• Entries supplied:
|---|

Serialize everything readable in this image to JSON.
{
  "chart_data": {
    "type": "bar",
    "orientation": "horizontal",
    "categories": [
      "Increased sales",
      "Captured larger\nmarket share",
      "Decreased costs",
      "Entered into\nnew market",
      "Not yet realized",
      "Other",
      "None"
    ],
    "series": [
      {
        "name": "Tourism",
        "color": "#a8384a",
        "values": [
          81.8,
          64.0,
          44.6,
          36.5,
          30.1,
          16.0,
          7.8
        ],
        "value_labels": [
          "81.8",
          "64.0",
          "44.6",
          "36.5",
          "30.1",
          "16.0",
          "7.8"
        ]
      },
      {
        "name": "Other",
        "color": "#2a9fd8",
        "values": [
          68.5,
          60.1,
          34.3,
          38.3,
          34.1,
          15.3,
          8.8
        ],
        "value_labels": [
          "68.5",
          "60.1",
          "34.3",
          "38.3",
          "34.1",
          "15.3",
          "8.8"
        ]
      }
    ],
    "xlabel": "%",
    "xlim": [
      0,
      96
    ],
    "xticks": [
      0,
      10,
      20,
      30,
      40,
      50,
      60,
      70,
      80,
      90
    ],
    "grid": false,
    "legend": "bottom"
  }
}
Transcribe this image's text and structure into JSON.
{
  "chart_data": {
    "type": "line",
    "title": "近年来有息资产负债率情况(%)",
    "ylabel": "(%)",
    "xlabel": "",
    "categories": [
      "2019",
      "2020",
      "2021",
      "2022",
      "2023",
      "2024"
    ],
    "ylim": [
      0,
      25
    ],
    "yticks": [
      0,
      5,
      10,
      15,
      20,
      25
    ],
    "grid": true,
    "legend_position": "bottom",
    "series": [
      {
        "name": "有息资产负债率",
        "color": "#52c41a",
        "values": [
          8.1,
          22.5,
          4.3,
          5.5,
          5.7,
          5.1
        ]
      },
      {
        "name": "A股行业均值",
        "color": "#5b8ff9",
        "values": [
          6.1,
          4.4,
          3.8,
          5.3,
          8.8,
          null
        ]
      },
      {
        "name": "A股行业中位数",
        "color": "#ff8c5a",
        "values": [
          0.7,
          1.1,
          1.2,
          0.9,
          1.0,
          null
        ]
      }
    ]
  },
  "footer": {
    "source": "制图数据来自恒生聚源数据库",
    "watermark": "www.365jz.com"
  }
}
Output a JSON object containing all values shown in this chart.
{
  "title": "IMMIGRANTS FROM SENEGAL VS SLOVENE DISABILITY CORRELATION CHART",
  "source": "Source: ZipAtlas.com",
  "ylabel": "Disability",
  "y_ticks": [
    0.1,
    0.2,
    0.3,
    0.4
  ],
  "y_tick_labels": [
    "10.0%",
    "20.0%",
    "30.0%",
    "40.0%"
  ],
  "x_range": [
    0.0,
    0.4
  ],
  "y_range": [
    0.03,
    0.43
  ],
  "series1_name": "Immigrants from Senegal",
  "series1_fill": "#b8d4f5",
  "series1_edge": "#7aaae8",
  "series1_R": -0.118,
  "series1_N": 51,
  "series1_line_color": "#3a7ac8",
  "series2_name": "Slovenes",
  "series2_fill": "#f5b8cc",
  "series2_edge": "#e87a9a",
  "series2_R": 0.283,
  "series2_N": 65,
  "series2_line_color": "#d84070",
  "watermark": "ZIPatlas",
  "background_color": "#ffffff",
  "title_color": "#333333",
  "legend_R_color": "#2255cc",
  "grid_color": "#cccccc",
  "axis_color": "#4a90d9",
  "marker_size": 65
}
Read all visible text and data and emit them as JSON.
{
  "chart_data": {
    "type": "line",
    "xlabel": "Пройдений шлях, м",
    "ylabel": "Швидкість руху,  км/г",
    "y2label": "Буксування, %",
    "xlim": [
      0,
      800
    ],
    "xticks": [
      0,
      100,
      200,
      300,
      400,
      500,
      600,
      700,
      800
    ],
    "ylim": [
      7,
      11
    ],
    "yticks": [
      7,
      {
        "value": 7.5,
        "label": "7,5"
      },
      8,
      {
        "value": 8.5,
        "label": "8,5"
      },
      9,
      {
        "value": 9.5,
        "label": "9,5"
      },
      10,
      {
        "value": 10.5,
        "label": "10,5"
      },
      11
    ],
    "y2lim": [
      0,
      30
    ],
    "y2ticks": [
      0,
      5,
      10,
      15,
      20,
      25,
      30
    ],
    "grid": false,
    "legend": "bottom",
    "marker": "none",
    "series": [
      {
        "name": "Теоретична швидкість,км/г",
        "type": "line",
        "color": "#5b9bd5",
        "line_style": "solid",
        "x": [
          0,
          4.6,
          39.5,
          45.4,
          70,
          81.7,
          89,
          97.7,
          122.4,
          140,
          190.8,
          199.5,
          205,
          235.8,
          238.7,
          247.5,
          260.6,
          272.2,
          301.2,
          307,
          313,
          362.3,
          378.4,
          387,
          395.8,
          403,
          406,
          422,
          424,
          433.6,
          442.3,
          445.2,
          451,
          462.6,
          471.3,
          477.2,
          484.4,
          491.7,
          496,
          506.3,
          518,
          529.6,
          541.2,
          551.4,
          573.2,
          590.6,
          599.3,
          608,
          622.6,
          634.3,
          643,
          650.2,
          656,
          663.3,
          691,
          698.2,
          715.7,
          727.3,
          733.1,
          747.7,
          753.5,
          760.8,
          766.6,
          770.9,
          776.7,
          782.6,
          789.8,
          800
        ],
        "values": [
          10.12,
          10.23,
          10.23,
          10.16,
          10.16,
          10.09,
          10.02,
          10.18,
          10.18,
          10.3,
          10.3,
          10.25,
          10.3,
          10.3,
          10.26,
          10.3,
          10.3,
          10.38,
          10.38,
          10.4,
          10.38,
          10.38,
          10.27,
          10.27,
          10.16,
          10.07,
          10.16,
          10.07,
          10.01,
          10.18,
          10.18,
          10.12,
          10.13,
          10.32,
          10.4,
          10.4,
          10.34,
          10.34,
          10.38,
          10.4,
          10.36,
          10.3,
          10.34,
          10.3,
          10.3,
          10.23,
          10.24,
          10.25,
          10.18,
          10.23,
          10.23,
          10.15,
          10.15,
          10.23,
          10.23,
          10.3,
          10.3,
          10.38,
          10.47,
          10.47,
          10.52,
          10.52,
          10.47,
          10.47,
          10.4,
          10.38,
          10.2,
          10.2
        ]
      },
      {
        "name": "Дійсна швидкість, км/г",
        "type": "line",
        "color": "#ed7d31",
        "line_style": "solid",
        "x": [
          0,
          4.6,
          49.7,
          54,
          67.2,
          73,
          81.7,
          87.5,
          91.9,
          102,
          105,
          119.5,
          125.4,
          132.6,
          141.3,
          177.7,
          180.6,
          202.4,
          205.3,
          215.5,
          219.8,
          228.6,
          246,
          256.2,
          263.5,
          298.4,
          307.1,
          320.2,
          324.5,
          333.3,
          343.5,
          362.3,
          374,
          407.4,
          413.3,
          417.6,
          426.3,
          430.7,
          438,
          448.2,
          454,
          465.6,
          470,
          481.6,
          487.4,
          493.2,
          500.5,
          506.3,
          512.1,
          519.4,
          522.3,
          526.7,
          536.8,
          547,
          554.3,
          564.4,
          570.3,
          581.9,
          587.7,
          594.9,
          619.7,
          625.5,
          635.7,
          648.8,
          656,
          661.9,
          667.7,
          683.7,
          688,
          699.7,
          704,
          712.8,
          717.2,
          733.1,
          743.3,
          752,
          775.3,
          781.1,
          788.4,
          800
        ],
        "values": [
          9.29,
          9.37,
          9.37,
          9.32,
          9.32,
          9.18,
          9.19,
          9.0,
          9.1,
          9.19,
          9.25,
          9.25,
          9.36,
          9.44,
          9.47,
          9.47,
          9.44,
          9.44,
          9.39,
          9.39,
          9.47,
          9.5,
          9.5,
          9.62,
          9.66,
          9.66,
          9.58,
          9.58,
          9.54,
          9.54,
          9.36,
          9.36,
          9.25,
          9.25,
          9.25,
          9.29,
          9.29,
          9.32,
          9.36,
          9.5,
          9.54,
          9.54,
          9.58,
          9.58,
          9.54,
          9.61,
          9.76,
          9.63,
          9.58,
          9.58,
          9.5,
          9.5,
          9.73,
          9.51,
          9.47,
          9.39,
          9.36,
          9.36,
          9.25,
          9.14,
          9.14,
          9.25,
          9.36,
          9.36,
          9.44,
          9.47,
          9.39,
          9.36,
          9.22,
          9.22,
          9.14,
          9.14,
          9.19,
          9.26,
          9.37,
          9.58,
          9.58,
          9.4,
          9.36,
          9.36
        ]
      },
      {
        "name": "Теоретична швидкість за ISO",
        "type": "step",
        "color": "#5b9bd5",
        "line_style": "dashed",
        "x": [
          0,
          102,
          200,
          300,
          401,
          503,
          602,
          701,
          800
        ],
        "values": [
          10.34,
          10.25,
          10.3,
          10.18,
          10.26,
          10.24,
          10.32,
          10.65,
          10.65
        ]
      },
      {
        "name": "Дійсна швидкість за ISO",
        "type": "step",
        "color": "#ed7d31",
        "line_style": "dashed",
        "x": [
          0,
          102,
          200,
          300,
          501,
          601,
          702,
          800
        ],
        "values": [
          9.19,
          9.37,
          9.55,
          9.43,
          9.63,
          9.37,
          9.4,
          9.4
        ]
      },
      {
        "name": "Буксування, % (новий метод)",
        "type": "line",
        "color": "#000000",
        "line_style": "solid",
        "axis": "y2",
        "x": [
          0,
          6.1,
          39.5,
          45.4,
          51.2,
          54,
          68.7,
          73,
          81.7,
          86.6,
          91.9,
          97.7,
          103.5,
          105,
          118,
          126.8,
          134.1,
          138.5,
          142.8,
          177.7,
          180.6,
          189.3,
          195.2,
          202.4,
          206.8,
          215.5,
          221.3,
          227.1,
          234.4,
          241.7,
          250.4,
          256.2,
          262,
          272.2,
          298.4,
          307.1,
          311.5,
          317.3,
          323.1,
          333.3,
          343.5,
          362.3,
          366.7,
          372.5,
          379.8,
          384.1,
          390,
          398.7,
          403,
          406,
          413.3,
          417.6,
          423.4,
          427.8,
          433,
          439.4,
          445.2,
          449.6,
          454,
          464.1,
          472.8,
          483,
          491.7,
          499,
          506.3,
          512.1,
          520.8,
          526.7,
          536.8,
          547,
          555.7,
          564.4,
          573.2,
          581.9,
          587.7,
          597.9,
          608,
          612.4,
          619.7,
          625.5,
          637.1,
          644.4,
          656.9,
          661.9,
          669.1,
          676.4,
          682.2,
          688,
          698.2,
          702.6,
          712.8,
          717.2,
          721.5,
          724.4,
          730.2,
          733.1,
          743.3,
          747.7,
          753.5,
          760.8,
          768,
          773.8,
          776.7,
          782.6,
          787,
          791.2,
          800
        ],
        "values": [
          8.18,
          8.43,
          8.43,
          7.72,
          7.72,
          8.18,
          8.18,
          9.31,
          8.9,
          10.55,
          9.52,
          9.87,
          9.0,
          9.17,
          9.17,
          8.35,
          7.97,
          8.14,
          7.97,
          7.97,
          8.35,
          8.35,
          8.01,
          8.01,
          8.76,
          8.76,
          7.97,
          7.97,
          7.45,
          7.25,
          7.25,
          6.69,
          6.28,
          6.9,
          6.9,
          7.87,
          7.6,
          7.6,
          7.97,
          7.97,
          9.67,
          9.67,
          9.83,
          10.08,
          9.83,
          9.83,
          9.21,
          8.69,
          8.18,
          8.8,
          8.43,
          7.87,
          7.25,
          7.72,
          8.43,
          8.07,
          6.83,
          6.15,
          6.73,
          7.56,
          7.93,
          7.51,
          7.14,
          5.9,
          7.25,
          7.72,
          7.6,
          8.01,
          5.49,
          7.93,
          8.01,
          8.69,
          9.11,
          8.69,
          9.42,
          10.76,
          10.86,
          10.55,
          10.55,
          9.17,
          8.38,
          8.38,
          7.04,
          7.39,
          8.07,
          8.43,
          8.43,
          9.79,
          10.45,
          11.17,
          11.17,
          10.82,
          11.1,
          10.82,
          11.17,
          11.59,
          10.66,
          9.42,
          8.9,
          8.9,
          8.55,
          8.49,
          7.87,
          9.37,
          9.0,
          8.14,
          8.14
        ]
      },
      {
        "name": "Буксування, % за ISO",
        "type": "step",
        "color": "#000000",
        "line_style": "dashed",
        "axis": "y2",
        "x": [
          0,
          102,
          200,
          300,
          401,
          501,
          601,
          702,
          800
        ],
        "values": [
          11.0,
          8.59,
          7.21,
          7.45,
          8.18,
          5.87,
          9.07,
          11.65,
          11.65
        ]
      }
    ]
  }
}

|---|

• Exercise prompt: Copy each line of the listing in which the word "into" can be found.

• Final result:
      "Entered into\nnew market",
Transcribe this image's text and structure into JSON.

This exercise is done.